***** MATERIAL FOR THE TASK

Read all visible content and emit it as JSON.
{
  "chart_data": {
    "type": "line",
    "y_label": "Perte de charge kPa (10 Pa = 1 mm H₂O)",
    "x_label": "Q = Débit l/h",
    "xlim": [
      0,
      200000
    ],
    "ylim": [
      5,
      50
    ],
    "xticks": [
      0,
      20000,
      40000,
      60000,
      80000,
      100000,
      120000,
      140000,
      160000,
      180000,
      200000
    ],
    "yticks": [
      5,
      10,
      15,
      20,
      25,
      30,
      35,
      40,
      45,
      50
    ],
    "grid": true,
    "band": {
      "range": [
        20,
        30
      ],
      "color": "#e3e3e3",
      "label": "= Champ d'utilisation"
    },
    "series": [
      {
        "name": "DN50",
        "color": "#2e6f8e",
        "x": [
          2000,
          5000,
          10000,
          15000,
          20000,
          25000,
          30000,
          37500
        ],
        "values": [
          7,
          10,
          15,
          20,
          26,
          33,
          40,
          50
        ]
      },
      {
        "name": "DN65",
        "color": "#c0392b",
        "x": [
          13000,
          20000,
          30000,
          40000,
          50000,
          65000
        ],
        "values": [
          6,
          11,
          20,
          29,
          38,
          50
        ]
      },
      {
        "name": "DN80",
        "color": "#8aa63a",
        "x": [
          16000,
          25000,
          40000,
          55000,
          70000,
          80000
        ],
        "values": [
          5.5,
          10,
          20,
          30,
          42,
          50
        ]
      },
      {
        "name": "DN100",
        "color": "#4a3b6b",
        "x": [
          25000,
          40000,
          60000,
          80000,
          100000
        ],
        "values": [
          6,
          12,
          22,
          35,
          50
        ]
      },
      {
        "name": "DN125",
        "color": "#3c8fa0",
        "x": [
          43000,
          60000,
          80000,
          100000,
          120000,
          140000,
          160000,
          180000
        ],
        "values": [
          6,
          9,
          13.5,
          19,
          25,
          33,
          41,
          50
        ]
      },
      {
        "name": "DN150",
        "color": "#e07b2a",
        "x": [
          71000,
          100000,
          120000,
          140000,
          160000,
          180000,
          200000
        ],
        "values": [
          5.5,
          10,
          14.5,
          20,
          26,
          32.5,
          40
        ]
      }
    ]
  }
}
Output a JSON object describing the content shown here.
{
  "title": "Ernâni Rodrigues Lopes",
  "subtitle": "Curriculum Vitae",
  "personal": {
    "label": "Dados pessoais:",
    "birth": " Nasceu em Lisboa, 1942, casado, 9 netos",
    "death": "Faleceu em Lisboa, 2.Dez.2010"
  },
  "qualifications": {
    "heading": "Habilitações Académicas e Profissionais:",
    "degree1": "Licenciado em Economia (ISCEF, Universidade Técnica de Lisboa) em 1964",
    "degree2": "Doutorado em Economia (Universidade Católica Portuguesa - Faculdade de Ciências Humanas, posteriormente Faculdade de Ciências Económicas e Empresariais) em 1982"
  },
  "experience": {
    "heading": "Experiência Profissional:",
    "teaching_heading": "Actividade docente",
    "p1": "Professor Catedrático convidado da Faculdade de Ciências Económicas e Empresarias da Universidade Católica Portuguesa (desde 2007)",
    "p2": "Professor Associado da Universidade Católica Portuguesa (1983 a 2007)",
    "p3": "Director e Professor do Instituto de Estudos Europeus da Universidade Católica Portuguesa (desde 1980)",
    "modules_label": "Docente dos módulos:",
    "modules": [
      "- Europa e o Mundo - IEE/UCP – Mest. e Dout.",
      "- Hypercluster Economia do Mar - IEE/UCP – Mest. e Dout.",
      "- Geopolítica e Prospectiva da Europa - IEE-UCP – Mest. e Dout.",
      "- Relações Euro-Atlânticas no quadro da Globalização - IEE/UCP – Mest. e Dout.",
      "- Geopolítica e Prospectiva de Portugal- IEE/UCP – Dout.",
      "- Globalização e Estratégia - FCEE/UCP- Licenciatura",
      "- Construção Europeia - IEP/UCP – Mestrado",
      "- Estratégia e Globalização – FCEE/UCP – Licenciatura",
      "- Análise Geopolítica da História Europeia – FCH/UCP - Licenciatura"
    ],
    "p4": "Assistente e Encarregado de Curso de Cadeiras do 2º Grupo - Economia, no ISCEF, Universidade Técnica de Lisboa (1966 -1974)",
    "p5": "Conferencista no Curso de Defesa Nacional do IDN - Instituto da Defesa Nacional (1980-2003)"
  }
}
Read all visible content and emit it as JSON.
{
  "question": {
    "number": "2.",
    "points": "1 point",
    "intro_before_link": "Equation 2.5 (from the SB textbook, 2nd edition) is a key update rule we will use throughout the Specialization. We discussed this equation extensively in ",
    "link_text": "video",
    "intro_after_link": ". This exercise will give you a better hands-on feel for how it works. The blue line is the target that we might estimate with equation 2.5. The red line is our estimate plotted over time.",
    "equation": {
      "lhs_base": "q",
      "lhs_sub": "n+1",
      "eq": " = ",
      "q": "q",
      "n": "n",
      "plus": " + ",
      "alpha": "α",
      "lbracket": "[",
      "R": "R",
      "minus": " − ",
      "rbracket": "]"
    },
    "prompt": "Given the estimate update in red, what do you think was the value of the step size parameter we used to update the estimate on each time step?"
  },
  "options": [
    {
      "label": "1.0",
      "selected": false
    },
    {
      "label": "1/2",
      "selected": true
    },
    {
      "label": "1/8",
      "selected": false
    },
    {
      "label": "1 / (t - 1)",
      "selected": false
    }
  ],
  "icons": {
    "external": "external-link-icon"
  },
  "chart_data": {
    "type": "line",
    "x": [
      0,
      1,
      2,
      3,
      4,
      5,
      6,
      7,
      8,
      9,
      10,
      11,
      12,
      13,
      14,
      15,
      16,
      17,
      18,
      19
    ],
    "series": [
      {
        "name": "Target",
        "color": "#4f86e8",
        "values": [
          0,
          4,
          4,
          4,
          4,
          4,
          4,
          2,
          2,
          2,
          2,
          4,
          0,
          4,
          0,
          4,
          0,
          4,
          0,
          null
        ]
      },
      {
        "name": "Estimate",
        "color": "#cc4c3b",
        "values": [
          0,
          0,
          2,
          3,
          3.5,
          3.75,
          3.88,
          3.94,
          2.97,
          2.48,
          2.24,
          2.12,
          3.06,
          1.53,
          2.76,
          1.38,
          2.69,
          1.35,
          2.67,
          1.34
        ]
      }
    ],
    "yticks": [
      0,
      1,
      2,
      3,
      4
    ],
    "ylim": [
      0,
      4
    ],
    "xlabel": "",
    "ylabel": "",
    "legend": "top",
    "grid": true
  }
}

**********

Transcribe the records above exactly as they appear.

** THE SOLUTION **
Read all visible content and emit it as JSON.
{
  "chart_data": {
    "type": "line",
    "y_label": "Perte de charge kPa (10 Pa = 1 mm H₂O)",
    "x_label": "Q = Débit l/h",
    "xlim": [
      0,
      200000
    ],
    "ylim": [
      5,
      50
    ],
    "xticks": [
      0,
      20000,
      40000,
      60000,
      80000,
      100000,
      120000,
      140000,
      160000,
      180000,
      200000
    ],
    "yticks": [
      5,
      10,
      15,
      20,
      25,
      30,
      35,
      40,
      45,
      50
    ],
    "grid": true,
    "band": {
      "range": [
        20,
        30
      ],
      "color": "#e3e3e3",
      "label": "= Champ d'utilisation"
    },
    "series": [
      {
        "name": "DN50",
        "color": "#2e6f8e",
        "x": [
          2000,
          5000,
          10000,
          15000,
          20000,
          25000,
          30000,
          37500
        ],
        "values": [
          7,
          10,
          15,
          20,
          26,
          33,
          40,
          50
        ]
      },
      {
        "name": "DN65",
        "color": "#c0392b",
        "x": [
          13000,
          20000,
          30000,
          40000,
          50000,
          65000
        ],
        "values": [
          6,
          11,
          20,
          29,
          38,
          50
        ]
      },
      {
        "name": "DN80",
        "color": "#8aa63a",
        "x": [
          16000,
          25000,
          40000,
          55000,
          70000,
          80000
        ],
        "values": [
          5.5,
          10,
          20,
          30,
          42,
          50
        ]
      },
      {
        "name": "DN100",
        "color": "#4a3b6b",
        "x": [
          25000,
          40000,
          60000,
          80000,
          100000
        ],
        "values": [
          6,
          12,
          22,
          35,
          50
        ]
      },
      {
        "name": "DN125",
        "color": "#3c8fa0",
        "x": [
          43000,
          60000,
          80000,
          100000,
          120000,
          140000,
          160000,
          180000
        ],
        "values": [
          6,
          9,
          13.5,
          19,
          25,
          33,
          41,
          50
        ]
      },
      {
        "name": "DN150",
        "color": "#e07b2a",
        "x": [
          71000,
          100000,
          120000,
          140000,
          160000,
          180000,
          200000
        ],
        "values": [
          5.5,
          10,
          14.5,
          20,
          26,
          32.5,
          40
        ]
      }
    ]
  }
}
Output a JSON object describing the content shown here.
{
  "title": "Ernâni Rodrigues Lopes",
  "subtitle": "Curriculum Vitae",
  "personal": {
    "label": "Dados pessoais:",
    "birth": " Nasceu em Lisboa, 1942, casado, 9 netos",
    "death": "Faleceu em Lisboa, 2.Dez.2010"
  },
  "qualifications": {
    "heading": "Habilitações Académicas e Profissionais:",
    "degree1": "Licenciado em Economia (ISCEF, Universidade Técnica de Lisboa) em 1964",
    "degree2": "Doutorado em Economia (Universidade Católica Portuguesa - Faculdade de Ciências Humanas, posteriormente Faculdade de Ciências Económicas e Empresariais) em 1982"
  },
  "experience": {
    "heading": "Experiência Profissional:",
    "teaching_heading": "Actividade docente",
    "p1": "Professor Catedrático convidado da Faculdade de Ciências Económicas e Empresarias da Universidade Católica Portuguesa (desde 2007)",
    "p2": "Professor Associado da Universidade Católica Portuguesa (1983 a 2007)",
    "p3": "Director e Professor do Instituto de Estudos Europeus da Universidade Católica Portuguesa (desde 1980)",
    "modules_label": "Docente dos módulos:",
    "modules": [
      "- Europa e o Mundo - IEE/UCP – Mest. e Dout.",
      "- Hypercluster Economia do Mar - IEE/UCP – Mest. e Dout.",
      "- Geopolítica e Prospectiva da Europa - IEE-UCP – Mest. e Dout.",
      "- Relações Euro-Atlânticas no quadro da Globalização - IEE/UCP – Mest. e Dout.",
      "- Geopolítica e Prospectiva de Portugal- IEE/UCP – Dout.",
      "- Globalização e Estratégia - FCEE/UCP- Licenciatura",
      "- Construção Europeia - IEP/UCP – Mestrado",
      "- Estratégia e Globalização – FCEE/UCP – Licenciatura",
      "- Análise Geopolítica da História Europeia – FCH/UCP - Licenciatura"
    ],
    "p4": "Assistente e Encarregado de Curso de Cadeiras do 2º Grupo - Economia, no ISCEF, Universidade Técnica de Lisboa (1966 -1974)",
    "p5": "Conferencista no Curso de Defesa Nacional do IDN - Instituto da Defesa Nacional (1980-2003)"
  }
}
Read all visible content and emit it as JSON.
{
  "question": {
    "number": "2.",
    "points": "1 point",
    "intro_before_link": "Equation 2.5 (from the SB textbook, 2nd edition) is a key update rule we will use throughout the Specialization. We discussed this equation extensively in ",
    "link_text": "video",
    "intro_after_link": ". This exercise will give you a better hands-on feel for how it works. The blue line is the target that we might estimate with equation 2.5. The red line is our estimate plotted over time.",
    "equation": {
      "lhs_base": "q",
      "lhs_sub": "n+1",
      "eq": " = ",
      "q": "q",
      "n": "n",
      "plus": " + ",
      "alpha": "α",
      "lbracket": "[",
      "R": "R",
      "minus": " − ",
      "rbracket": "]"
    },
    "prompt": "Given the estimate update in red, what do you think was the value of the step size parameter we used to update the estimate on each time step?"
  },
  "options": [
    {
      "label": "1.0",
      "selected": false
    },
    {
      "label": "1/2",
      "selected": true
    },
    {
      "label": "1/8",
      "selected": false
    },
    {
      "label": "1 / (t - 1)",
      "selected": false
    }
  ],
  "icons": {
    "external": "external-link-icon"
  },
  "chart_data": {
    "type": "line",
    "x": [
      0,
      1,
      2,
      3,
      4,
      5,
      6,
      7,
      8,
      9,
      10,
      11,
      12,
      13,
      14,
      15,
      16,
      17,
      18,
      19
    ],
    "series": [
      {
        "name": "Target",
        "color": "#4f86e8",
        "values": [
          0,
          4,
          4,
          4,
          4,
          4,
          4,
          2,
          2,
          2,
          2,
          4,
          0,
          4,
          0,
          4,
          0,
          4,
          0,
          null
        ]
      },
      {
        "name": "Estimate",
        "color": "#cc4c3b",
        "values": [
          0,
          0,
          2,
          3,
          3.5,
          3.75,
          3.88,
          3.94,
          2.97,
          2.48,
          2.24,
          2.12,
          3.06,
          1.53,
          2.76,
          1.38,
          2.69,
          1.35,
          2.67,
          1.34
        ]
      }
    ],
    "yticks": [
      0,
      1,
      2,
      3,
      4
    ],
    "ylim": [
      0,
      4
    ],
    "xlabel": "",
    "ylabel": "",
    "legend": "top",
    "grid": true
  }
}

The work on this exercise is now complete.